-- begin --
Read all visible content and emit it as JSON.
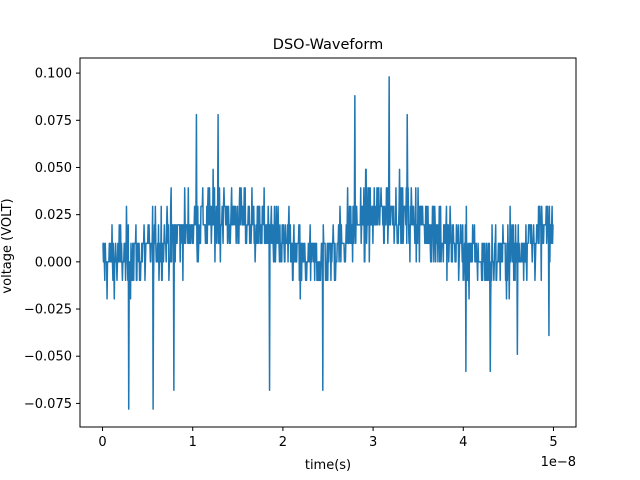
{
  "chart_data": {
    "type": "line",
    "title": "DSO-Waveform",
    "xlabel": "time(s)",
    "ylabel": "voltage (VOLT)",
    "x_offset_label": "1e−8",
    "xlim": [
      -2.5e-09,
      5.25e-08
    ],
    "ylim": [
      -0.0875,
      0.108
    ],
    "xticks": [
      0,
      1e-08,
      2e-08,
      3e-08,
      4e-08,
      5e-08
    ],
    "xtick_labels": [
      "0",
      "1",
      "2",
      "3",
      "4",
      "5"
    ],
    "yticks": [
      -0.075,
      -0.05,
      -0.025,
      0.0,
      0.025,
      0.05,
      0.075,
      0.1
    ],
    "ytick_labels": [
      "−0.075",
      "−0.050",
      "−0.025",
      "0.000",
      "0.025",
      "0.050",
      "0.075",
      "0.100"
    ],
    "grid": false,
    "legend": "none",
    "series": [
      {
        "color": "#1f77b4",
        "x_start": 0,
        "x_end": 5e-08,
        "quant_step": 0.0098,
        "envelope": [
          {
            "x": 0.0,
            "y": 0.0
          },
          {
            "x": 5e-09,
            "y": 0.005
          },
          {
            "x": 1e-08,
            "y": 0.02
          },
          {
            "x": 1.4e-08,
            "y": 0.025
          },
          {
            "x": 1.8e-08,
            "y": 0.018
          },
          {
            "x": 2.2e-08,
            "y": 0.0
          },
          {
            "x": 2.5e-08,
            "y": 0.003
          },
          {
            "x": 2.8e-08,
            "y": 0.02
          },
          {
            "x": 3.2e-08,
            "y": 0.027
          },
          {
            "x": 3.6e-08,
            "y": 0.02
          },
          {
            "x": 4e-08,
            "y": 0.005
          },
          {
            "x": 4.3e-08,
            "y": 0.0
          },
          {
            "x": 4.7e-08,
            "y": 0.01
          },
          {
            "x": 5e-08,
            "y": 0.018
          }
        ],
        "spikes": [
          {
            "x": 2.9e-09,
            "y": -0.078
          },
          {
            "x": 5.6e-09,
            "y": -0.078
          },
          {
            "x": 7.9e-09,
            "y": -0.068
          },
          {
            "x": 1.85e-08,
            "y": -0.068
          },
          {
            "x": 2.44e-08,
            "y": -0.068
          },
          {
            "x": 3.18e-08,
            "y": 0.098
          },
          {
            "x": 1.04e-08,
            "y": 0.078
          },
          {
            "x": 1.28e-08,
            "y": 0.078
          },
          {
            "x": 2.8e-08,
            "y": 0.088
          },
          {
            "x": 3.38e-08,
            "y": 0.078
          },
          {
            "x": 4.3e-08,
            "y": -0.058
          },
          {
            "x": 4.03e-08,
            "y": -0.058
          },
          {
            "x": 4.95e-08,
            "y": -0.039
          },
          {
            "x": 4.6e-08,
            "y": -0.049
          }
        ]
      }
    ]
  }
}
-- end --
** What is required **
Without the pictures, write out the whole listing above exactly as it appears.

** Written answer **
Read all visible content and emit it as JSON.
{
  "chart_data": {
    "type": "line",
    "title": "DSO-Waveform",
    "xlabel": "time(s)",
    "ylabel": "voltage (VOLT)",
    "x_offset_label": "1e−8",
    "xlim": [
      -2.5e-09,
      5.25e-08
    ],
    "ylim": [
      -0.0875,
      0.108
    ],
    "xticks": [
      0,
      1e-08,
      2e-08,
      3e-08,
      4e-08,
      5e-08
    ],
    "xtick_labels": [
      "0",
      "1",
      "2",
      "3",
      "4",
      "5"
    ],
    "yticks": [
      -0.075,
      -0.05,
      -0.025,
      0.0,
      0.025,
      0.05,
      0.075,
      0.1
    ],
    "ytick_labels": [
      "−0.075",
      "−0.050",
      "−0.025",
      "0.000",
      "0.025",
      "0.050",
      "0.075",
      "0.100"
    ],
    "grid": false,
    "legend": "none",
    "series": [
      {
        "color": "#1f77b4",
        "x_start": 0,
        "x_end": 5e-08,
        "quant_step": 0.0098,
        "envelope": [
          {
            "x": 0.0,
            "y": 0.0
          },
          {
            "x": 5e-09,
            "y": 0.005
          },
          {
            "x": 1e-08,
            "y": 0.02
          },
          {
            "x": 1.4e-08,
            "y": 0.025
          },
          {
            "x": 1.8e-08,
            "y": 0.018
          },
          {
            "x": 2.2e-08,
            "y": 0.0
          },
          {
            "x": 2.5e-08,
            "y": 0.003
          },
          {
            "x": 2.8e-08,
            "y": 0.02
          },
          {
            "x": 3.2e-08,
            "y": 0.027
          },
          {
            "x": 3.6e-08,
            "y": 0.02
          },
          {
            "x": 4e-08,
            "y": 0.005
          },
          {
            "x": 4.3e-08,
            "y": 0.0
          },
          {
            "x": 4.7e-08,
            "y": 0.01
          },
          {
            "x": 5e-08,
            "y": 0.018
          }
        ],
        "spikes": [
          {
            "x": 2.9e-09,
            "y": -0.078
          },
          {
            "x": 5.6e-09,
            "y": -0.078
          },
          {
            "x": 7.9e-09,
            "y": -0.068
          },
          {
            "x": 1.85e-08,
            "y": -0.068
          },
          {
            "x": 2.44e-08,
            "y": -0.068
          },
          {
            "x": 3.18e-08,
            "y": 0.098
          },
          {
            "x": 1.04e-08,
            "y": 0.078
          },
          {
            "x": 1.28e-08,
            "y": 0.078
          },
          {
            "x": 2.8e-08,
            "y": 0.088
          },
          {
            "x": 3.38e-08,
            "y": 0.078
          },
          {
            "x": 4.3e-08,
            "y": -0.058
          },
          {
            "x": 4.03e-08,
            "y": -0.058
          },
          {
            "x": 4.95e-08,
            "y": -0.039
          },
          {
            "x": 4.6e-08,
            "y": -0.049
          }
        ]
      }
    ]
  }
}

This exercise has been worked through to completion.